__Task details__
State how many lines of the records contain the string "might". Give the number alone.

:: Input records

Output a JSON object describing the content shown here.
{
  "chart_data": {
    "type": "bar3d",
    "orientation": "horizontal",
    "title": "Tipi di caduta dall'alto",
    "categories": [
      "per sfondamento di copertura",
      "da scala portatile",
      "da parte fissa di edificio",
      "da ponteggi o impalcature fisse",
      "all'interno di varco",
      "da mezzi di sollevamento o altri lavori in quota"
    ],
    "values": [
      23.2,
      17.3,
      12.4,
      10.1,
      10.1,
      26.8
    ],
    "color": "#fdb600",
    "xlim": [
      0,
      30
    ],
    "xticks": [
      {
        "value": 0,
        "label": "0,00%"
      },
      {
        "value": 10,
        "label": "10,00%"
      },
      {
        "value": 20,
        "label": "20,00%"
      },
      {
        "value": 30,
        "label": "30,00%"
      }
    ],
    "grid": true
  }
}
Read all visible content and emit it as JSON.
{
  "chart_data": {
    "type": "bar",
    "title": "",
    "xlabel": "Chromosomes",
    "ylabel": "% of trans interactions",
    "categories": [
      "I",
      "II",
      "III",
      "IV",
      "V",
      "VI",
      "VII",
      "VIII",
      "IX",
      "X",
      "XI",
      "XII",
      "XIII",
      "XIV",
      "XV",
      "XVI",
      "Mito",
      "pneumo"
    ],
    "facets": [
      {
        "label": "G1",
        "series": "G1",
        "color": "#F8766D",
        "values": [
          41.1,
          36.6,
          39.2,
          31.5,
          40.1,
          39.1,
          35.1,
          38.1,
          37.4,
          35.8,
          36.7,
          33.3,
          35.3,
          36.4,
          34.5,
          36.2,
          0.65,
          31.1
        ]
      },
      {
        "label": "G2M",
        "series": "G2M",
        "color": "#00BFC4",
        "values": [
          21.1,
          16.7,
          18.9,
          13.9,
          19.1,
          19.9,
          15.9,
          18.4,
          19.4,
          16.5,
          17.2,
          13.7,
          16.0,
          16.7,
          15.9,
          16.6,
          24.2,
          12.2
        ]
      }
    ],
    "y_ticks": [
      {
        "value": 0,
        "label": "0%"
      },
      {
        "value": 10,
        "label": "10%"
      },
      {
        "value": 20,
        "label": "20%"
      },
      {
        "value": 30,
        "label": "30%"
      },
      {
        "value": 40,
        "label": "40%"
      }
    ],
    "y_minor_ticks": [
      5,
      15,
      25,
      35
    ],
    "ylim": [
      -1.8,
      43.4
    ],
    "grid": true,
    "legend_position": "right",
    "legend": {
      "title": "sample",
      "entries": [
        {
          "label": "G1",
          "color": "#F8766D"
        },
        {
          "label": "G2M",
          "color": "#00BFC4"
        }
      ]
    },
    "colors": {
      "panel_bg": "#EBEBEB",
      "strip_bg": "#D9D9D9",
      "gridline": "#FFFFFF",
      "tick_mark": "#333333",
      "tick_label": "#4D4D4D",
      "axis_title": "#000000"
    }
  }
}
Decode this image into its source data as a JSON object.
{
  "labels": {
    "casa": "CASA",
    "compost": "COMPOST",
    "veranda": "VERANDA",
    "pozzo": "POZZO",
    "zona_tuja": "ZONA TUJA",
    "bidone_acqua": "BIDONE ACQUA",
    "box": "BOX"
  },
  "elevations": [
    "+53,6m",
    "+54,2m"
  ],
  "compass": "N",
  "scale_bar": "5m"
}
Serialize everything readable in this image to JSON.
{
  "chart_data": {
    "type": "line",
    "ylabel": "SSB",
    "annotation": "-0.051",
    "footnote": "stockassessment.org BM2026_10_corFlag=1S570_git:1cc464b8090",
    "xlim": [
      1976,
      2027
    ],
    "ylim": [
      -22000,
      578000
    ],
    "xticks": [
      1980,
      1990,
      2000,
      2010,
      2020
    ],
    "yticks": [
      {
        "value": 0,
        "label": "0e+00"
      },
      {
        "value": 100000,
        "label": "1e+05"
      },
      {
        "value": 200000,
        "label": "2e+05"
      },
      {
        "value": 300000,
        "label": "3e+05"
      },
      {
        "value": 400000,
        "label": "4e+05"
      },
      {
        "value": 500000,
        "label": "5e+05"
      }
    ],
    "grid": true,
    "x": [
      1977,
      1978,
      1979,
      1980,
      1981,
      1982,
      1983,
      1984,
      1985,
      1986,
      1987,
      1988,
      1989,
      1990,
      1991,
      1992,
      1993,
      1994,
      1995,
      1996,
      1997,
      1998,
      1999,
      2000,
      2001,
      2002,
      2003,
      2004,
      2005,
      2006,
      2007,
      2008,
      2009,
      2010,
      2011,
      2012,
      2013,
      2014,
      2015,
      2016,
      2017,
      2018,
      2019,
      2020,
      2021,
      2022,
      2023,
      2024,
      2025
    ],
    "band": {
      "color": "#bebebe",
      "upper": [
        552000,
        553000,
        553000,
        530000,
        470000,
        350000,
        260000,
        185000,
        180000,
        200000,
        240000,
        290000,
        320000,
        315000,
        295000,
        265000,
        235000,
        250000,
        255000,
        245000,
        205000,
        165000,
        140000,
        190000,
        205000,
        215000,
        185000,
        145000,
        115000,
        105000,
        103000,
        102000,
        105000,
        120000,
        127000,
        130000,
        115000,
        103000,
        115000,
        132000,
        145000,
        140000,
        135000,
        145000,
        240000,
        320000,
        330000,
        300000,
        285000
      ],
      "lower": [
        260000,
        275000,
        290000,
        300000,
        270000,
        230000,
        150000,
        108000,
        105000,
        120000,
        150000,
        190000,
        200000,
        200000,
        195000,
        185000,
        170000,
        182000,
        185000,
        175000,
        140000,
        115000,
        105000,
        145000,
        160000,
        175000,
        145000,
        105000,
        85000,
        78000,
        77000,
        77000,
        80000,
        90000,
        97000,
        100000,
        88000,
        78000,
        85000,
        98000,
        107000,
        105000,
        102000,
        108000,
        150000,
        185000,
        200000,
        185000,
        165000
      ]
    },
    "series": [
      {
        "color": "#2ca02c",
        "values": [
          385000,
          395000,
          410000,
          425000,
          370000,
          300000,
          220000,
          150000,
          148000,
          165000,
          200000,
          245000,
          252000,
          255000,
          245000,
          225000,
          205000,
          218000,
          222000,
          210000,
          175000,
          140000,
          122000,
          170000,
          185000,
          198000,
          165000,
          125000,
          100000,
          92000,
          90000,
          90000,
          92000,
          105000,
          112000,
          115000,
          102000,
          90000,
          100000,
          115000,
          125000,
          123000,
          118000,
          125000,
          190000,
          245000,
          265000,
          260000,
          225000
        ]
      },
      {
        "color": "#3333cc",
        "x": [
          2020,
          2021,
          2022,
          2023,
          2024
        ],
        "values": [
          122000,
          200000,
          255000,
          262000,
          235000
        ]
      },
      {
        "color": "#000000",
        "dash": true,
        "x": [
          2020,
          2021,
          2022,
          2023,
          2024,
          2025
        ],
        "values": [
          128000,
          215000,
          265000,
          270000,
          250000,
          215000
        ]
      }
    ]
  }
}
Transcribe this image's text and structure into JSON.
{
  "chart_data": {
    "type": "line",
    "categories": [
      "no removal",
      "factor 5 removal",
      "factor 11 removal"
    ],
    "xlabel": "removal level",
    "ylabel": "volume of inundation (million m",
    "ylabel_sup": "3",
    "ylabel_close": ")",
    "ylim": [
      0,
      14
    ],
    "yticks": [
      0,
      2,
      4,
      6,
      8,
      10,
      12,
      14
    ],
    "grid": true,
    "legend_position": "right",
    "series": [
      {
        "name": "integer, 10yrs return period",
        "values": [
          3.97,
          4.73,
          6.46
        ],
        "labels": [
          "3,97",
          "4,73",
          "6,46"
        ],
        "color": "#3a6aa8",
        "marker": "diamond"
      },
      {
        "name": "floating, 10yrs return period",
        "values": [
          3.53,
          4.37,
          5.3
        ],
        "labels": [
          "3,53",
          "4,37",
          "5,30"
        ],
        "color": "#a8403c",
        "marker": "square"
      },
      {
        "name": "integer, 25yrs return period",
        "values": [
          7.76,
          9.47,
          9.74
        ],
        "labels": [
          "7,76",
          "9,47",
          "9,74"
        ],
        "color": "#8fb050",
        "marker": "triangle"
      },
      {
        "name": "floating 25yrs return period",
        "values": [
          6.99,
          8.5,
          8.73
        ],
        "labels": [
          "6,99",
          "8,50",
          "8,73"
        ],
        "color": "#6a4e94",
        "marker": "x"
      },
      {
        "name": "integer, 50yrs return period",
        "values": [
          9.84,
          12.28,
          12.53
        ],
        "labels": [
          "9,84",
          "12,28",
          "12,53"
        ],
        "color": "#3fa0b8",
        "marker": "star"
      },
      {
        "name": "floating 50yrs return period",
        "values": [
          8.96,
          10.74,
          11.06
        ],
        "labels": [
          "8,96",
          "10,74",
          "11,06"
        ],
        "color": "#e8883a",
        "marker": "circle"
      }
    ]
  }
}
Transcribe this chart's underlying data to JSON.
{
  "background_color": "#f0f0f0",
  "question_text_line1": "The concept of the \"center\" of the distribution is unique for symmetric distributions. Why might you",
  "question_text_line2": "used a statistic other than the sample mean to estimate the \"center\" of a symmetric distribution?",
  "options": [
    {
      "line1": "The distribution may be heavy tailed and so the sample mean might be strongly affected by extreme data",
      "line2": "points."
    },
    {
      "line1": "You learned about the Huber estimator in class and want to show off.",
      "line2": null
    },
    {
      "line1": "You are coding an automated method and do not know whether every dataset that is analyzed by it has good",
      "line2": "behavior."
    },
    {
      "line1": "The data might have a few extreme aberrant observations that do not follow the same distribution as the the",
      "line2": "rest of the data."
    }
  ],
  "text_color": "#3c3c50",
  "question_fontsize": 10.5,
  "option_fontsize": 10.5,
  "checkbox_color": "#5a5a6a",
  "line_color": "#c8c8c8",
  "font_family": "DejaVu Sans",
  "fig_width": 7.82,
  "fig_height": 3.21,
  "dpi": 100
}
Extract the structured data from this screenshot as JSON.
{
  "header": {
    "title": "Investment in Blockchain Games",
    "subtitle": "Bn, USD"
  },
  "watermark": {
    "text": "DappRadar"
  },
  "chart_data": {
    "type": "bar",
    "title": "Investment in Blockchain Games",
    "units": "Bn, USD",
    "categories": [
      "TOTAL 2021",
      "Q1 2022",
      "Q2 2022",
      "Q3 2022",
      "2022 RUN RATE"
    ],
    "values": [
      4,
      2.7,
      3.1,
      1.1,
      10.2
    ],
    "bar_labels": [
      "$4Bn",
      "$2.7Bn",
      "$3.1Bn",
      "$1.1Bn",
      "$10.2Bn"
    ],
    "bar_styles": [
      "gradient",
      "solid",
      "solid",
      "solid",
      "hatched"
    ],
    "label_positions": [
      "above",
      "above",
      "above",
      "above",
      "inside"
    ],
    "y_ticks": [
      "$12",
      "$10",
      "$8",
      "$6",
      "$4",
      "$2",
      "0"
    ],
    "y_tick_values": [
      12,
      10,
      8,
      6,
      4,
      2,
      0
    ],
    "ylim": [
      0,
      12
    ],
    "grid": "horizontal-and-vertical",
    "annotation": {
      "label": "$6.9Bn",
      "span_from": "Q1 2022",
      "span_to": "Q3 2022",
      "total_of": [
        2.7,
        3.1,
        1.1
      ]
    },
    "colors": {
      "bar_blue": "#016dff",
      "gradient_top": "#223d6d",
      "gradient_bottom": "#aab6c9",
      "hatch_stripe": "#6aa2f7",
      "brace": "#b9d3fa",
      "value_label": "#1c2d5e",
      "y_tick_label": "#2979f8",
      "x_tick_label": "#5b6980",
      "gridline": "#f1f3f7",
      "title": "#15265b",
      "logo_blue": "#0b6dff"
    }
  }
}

::::

__Answer in full__
3